*Recorded information:*
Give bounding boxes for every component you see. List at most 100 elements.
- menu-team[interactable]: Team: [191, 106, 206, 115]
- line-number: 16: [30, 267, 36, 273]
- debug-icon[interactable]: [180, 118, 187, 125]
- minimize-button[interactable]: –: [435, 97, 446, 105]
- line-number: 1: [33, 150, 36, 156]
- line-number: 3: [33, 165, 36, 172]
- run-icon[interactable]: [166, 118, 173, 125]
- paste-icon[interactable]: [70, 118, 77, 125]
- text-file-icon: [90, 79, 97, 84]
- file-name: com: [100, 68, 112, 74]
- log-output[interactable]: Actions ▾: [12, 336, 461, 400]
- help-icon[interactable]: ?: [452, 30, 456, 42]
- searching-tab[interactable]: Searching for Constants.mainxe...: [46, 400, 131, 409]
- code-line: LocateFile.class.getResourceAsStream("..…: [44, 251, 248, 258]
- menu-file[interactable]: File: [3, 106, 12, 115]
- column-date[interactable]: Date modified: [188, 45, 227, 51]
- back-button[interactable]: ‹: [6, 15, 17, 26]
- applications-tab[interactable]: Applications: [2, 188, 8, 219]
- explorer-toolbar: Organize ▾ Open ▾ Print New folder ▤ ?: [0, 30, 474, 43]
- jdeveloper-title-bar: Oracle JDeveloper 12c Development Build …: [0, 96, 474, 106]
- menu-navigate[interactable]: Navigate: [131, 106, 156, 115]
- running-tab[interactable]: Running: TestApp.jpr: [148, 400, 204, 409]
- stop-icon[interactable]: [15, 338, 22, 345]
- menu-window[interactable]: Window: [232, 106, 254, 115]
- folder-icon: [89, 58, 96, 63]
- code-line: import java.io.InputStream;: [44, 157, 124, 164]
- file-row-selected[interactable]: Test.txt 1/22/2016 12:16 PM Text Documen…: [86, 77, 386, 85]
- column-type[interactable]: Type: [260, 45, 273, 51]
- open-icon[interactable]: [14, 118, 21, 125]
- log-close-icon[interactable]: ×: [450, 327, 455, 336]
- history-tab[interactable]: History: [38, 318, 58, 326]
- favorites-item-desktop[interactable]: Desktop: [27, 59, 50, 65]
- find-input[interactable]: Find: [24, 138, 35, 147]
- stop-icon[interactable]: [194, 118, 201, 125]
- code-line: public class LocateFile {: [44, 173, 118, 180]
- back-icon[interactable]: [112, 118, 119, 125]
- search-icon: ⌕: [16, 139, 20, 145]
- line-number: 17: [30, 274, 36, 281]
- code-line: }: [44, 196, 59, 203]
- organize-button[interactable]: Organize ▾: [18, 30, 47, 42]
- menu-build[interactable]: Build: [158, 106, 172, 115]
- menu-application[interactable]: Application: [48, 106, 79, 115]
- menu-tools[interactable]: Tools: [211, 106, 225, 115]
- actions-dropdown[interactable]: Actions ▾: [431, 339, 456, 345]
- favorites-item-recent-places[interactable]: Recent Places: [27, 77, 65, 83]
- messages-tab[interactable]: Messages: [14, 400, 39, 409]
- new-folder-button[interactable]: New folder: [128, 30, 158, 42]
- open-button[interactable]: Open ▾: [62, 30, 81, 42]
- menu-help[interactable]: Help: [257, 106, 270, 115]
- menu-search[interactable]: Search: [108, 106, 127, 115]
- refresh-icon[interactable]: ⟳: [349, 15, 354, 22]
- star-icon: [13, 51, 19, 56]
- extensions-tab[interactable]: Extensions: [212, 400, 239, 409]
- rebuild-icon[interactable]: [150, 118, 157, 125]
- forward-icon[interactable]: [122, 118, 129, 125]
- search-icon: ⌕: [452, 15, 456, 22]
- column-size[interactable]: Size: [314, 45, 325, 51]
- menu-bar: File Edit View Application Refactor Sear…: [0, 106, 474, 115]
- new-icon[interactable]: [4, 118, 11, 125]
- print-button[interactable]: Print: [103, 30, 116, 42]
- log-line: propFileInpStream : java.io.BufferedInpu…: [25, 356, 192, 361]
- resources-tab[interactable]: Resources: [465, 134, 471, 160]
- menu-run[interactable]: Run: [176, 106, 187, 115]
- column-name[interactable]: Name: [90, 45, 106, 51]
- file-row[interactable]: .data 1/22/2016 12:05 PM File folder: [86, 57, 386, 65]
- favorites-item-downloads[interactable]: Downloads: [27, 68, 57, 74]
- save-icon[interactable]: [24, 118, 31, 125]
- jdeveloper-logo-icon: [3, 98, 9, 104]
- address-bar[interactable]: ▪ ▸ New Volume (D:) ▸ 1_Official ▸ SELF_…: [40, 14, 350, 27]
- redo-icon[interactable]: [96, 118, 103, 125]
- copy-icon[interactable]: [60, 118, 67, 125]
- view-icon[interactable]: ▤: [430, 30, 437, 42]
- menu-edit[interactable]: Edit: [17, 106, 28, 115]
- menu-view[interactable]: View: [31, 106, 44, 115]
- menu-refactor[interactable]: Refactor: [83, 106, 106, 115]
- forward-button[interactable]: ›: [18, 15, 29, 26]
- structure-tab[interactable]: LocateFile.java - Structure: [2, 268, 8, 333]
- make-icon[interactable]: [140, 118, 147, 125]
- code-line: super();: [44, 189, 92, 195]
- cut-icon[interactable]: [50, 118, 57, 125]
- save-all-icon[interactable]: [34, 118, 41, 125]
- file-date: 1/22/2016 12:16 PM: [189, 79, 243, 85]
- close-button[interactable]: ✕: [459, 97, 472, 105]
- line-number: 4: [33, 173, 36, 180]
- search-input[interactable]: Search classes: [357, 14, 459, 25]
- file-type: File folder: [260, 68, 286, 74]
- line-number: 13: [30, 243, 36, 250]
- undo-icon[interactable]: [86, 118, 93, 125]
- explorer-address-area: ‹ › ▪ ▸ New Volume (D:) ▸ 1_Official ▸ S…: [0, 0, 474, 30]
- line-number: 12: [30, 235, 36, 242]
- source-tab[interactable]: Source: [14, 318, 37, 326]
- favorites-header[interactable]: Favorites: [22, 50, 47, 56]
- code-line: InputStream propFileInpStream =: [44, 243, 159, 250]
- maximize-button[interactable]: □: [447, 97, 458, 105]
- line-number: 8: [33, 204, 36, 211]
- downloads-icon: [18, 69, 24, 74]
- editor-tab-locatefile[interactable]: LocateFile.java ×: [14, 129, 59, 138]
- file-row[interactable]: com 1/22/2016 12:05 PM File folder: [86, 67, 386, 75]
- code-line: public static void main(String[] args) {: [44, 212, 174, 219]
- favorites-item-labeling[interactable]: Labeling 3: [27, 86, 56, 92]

*What to do:*
Can you copy out every line of the material above verbatim, changing nothing?

*Exercise output:*
Give bounding boxes for every component you see. List at most 100 elements.
- menu-team[interactable]: Team: [191, 106, 206, 115]
- line-number: 16: [30, 267, 36, 273]
- debug-icon[interactable]: [180, 118, 187, 125]
- minimize-button[interactable]: –: [435, 97, 446, 105]
- line-number: 1: [33, 150, 36, 156]
- line-number: 3: [33, 165, 36, 172]
- run-icon[interactable]: [166, 118, 173, 125]
- paste-icon[interactable]: [70, 118, 77, 125]
- text-file-icon: [90, 79, 97, 84]
- file-name: com: [100, 68, 112, 74]
- log-output[interactable]: Actions ▾: [12, 336, 461, 400]
- help-icon[interactable]: ?: [452, 30, 456, 42]
- searching-tab[interactable]: Searching for Constants.mainxe...: [46, 400, 131, 409]
- code-line: LocateFile.class.getResourceAsStream("..…: [44, 251, 248, 258]
- menu-file[interactable]: File: [3, 106, 12, 115]
- column-date[interactable]: Date modified: [188, 45, 227, 51]
- back-button[interactable]: ‹: [6, 15, 17, 26]
- applications-tab[interactable]: Applications: [2, 188, 8, 219]
- explorer-toolbar: Organize ▾ Open ▾ Print New folder ▤ ?: [0, 30, 474, 43]
- jdeveloper-title-bar: Oracle JDeveloper 12c Development Build …: [0, 96, 474, 106]
- menu-navigate[interactable]: Navigate: [131, 106, 156, 115]
- running-tab[interactable]: Running: TestApp.jpr: [148, 400, 204, 409]
- stop-icon[interactable]: [15, 338, 22, 345]
- menu-window[interactable]: Window: [232, 106, 254, 115]
- folder-icon: [89, 58, 96, 63]
- code-line: import java.io.InputStream;: [44, 157, 124, 164]
- file-row-selected[interactable]: Test.txt 1/22/2016 12:16 PM Text Documen…: [86, 77, 386, 85]
- column-type[interactable]: Type: [260, 45, 273, 51]
- open-icon[interactable]: [14, 118, 21, 125]
- log-close-icon[interactable]: ×: [450, 327, 455, 336]
- history-tab[interactable]: History: [38, 318, 58, 326]
- favorites-item-desktop[interactable]: Desktop: [27, 59, 50, 65]
- find-input[interactable]: Find: [24, 138, 35, 147]
- stop-icon[interactable]: [194, 118, 201, 125]
- code-line: public class LocateFile {: [44, 173, 118, 180]
- back-icon[interactable]: [112, 118, 119, 125]
- search-icon: ⌕: [16, 139, 20, 145]
- line-number: 17: [30, 274, 36, 281]
- code-line: }: [44, 196, 59, 203]
- organize-button[interactable]: Organize ▾: [18, 30, 47, 42]
- menu-build[interactable]: Build: [158, 106, 172, 115]
- menu-application[interactable]: Application: [48, 106, 79, 115]
- menu-tools[interactable]: Tools: [211, 106, 225, 115]
- actions-dropdown[interactable]: Actions ▾: [431, 339, 456, 345]
- favorites-item-recent-places[interactable]: Recent Places: [27, 77, 65, 83]
- messages-tab[interactable]: Messages: [14, 400, 39, 409]
- new-folder-button[interactable]: New folder: [128, 30, 158, 42]
- open-button[interactable]: Open ▾: [62, 30, 81, 42]
- menu-help[interactable]: Help: [257, 106, 270, 115]
- menu-search[interactable]: Search: [108, 106, 127, 115]
- refresh-icon[interactable]: ⟳: [349, 15, 354, 22]
- star-icon: [13, 51, 19, 56]
- extensions-tab[interactable]: Extensions: [212, 400, 239, 409]
- rebuild-icon[interactable]: [150, 118, 157, 125]
- forward-icon[interactable]: [122, 118, 129, 125]
- search-icon: ⌕: [452, 15, 456, 22]
- column-size[interactable]: Size: [314, 45, 325, 51]
- menu-bar: File Edit View Application Refactor Sear…: [0, 106, 474, 115]
- new-icon[interactable]: [4, 118, 11, 125]
- print-button[interactable]: Print: [103, 30, 116, 42]
- log-line: propFileInpStream : java.io.BufferedInpu…: [25, 356, 192, 361]
- resources-tab[interactable]: Resources: [465, 134, 471, 160]
- menu-run[interactable]: Run: [176, 106, 187, 115]
- column-name[interactable]: Name: [90, 45, 106, 51]
- file-row[interactable]: .data 1/22/2016 12:05 PM File folder: [86, 57, 386, 65]
- favorites-item-downloads[interactable]: Downloads: [27, 68, 57, 74]
- save-icon[interactable]: [24, 118, 31, 125]
- jdeveloper-logo-icon: [3, 98, 9, 104]
- address-bar[interactable]: ▪ ▸ New Volume (D:) ▸ 1_Official ▸ SELF_…: [40, 14, 350, 27]
- redo-icon[interactable]: [96, 118, 103, 125]
- copy-icon[interactable]: [60, 118, 67, 125]
- view-icon[interactable]: ▤: [430, 30, 437, 42]
- menu-edit[interactable]: Edit: [17, 106, 28, 115]
- menu-view[interactable]: View: [31, 106, 44, 115]
- menu-refactor[interactable]: Refactor: [83, 106, 106, 115]
- forward-button[interactable]: ›: [18, 15, 29, 26]
- structure-tab[interactable]: LocateFile.java - Structure: [2, 268, 8, 333]
- make-icon[interactable]: [140, 118, 147, 125]
- code-line: super();: [44, 189, 92, 195]
- cut-icon[interactable]: [50, 118, 57, 125]
- save-all-icon[interactable]: [34, 118, 41, 125]
- file-date: 1/22/2016 12:16 PM: [189, 79, 243, 85]
- close-button[interactable]: ✕: [459, 97, 472, 105]
- line-number: 4: [33, 173, 36, 180]
- search-input[interactable]: Search classes: [357, 14, 459, 25]
- file-type: File folder: [260, 68, 286, 74]
- line-number: 13: [30, 243, 36, 250]
- undo-icon[interactable]: [86, 118, 93, 125]
- explorer-address-area: ‹ › ▪ ▸ New Volume (D:) ▸ 1_Official ▸ S…: [0, 0, 474, 30]
- line-number: 12: [30, 235, 36, 242]
- source-tab[interactable]: Source: [14, 318, 37, 326]
- favorites-header[interactable]: Favorites: [22, 50, 47, 56]
- code-line: InputStream propFileInpStream =: [44, 243, 159, 250]
- maximize-button[interactable]: □: [447, 97, 458, 105]
- line-number: 8: [33, 204, 36, 211]
- downloads-icon: [18, 69, 24, 74]
- editor-tab-locatefile[interactable]: LocateFile.java ×: [14, 129, 59, 138]
- file-row[interactable]: com 1/22/2016 12:05 PM File folder: [86, 67, 386, 75]
- code-line: public static void main(String[] args) {: [44, 212, 174, 219]
- favorites-item-labeling[interactable]: Labeling 3: [27, 86, 56, 92]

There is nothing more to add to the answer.